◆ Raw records
┌────────
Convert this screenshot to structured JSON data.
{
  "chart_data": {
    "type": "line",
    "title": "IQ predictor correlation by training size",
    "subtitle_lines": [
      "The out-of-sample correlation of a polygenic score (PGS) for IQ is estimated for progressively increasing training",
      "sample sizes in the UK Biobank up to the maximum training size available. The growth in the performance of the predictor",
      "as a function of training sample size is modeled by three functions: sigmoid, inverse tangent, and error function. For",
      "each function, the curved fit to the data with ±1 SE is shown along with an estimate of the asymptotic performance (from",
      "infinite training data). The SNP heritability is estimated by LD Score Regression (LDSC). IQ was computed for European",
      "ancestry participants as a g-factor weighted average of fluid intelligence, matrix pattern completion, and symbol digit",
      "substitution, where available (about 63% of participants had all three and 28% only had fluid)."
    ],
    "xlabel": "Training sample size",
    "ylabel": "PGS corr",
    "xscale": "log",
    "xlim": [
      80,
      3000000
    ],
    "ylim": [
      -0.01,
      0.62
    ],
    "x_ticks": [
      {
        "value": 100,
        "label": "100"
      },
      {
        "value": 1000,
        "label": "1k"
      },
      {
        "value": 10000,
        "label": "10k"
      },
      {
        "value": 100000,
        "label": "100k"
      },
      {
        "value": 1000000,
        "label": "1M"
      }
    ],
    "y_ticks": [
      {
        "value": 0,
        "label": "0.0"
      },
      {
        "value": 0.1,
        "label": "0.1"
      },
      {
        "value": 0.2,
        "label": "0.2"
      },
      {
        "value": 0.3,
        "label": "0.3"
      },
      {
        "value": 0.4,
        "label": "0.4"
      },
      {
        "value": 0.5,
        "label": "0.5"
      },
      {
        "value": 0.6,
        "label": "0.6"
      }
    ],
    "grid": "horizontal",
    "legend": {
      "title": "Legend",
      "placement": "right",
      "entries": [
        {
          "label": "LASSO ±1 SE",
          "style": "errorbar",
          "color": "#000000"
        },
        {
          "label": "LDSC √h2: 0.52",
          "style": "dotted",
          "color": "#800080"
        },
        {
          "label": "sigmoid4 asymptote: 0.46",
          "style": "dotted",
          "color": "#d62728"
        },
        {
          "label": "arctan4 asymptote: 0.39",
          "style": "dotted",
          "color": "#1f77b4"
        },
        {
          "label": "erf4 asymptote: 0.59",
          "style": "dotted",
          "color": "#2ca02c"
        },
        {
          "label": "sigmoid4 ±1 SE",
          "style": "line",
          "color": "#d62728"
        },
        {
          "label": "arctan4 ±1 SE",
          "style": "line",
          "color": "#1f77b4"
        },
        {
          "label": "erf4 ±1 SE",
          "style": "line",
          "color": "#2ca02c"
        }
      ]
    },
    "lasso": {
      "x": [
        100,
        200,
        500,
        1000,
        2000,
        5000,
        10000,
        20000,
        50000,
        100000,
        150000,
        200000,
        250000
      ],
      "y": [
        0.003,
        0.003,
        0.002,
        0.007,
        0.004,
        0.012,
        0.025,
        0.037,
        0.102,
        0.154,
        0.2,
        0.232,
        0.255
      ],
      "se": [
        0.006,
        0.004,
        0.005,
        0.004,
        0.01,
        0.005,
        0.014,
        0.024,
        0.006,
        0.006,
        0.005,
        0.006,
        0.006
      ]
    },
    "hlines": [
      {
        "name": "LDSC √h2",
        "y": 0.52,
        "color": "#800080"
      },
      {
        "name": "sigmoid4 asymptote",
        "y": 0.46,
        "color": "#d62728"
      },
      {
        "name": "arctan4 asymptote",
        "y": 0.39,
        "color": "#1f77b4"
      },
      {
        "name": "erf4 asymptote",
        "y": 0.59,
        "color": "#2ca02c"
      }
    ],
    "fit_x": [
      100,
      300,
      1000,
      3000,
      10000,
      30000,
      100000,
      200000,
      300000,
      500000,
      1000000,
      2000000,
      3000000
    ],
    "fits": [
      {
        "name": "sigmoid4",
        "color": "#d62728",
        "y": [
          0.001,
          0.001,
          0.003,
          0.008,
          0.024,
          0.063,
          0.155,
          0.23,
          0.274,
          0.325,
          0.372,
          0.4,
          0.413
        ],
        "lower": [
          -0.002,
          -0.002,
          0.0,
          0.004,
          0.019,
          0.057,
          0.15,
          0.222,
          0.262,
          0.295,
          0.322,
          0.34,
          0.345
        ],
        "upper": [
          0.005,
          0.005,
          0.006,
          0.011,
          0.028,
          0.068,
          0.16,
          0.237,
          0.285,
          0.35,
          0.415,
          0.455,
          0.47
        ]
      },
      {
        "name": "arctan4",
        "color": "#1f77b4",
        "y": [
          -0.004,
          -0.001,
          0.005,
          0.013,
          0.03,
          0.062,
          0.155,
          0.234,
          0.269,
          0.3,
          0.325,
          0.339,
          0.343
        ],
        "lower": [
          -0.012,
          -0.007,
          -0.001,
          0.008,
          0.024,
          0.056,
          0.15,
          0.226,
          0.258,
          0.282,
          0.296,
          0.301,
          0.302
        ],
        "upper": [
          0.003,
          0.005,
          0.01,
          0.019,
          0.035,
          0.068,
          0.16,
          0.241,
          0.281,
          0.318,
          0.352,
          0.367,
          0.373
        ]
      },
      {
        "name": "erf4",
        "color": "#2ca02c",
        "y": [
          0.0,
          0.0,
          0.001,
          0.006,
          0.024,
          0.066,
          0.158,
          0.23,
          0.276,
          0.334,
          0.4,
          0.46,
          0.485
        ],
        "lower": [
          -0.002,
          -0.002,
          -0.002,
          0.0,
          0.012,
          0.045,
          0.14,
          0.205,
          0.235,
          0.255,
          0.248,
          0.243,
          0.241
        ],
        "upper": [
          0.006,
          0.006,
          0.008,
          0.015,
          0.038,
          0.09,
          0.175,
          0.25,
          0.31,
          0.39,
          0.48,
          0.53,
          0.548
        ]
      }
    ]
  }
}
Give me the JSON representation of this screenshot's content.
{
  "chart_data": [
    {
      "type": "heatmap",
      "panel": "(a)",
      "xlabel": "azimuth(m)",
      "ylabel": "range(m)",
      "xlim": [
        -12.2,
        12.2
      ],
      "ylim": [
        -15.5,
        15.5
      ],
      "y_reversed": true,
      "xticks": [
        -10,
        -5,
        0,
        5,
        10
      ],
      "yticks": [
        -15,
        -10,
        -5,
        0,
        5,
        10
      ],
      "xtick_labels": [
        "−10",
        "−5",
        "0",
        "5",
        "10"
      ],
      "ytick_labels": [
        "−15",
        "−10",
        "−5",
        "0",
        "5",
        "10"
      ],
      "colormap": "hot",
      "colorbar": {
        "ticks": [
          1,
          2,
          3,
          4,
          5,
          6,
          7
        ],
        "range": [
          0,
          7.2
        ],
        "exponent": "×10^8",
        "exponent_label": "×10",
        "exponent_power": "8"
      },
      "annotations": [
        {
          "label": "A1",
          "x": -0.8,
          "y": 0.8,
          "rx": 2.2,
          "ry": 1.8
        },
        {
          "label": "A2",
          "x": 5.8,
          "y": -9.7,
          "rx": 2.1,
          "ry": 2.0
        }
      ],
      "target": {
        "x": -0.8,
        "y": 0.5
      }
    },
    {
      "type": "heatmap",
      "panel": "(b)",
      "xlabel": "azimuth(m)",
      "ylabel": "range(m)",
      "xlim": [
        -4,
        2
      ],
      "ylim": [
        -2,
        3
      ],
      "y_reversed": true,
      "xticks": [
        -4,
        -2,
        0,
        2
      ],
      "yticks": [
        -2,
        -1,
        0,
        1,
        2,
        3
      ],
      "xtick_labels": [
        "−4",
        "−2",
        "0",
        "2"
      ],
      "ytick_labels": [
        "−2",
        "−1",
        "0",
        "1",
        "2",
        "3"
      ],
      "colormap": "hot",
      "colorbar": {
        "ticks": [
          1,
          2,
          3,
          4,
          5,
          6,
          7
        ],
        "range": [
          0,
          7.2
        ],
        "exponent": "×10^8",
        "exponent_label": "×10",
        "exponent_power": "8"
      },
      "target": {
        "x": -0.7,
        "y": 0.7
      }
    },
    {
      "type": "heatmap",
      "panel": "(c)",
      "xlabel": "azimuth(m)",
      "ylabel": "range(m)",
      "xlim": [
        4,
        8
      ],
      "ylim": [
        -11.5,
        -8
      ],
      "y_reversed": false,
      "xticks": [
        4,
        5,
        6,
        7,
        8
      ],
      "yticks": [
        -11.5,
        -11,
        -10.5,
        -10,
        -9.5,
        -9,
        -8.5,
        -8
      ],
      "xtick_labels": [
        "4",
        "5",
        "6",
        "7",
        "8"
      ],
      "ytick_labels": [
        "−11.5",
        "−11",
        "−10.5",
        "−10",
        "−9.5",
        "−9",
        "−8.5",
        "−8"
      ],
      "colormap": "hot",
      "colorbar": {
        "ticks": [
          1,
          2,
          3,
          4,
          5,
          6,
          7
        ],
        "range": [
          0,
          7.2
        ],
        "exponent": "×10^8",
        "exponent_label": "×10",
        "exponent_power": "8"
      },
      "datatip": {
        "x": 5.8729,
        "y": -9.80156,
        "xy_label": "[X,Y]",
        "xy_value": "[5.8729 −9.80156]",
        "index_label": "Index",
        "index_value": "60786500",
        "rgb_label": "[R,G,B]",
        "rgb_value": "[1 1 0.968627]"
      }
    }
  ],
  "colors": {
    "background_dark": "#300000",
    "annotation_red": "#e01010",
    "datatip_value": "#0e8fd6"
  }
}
└────────
In the records above, find each line with the word "estimated" and copy it.

      "The out-of-sample correlation of a polygenic score (PGS) for IQ is estimated for progressively increasing training",
      "infinite training data). The SNP heritability is estimated by LD Score Regression (LDSC). IQ was computed for European",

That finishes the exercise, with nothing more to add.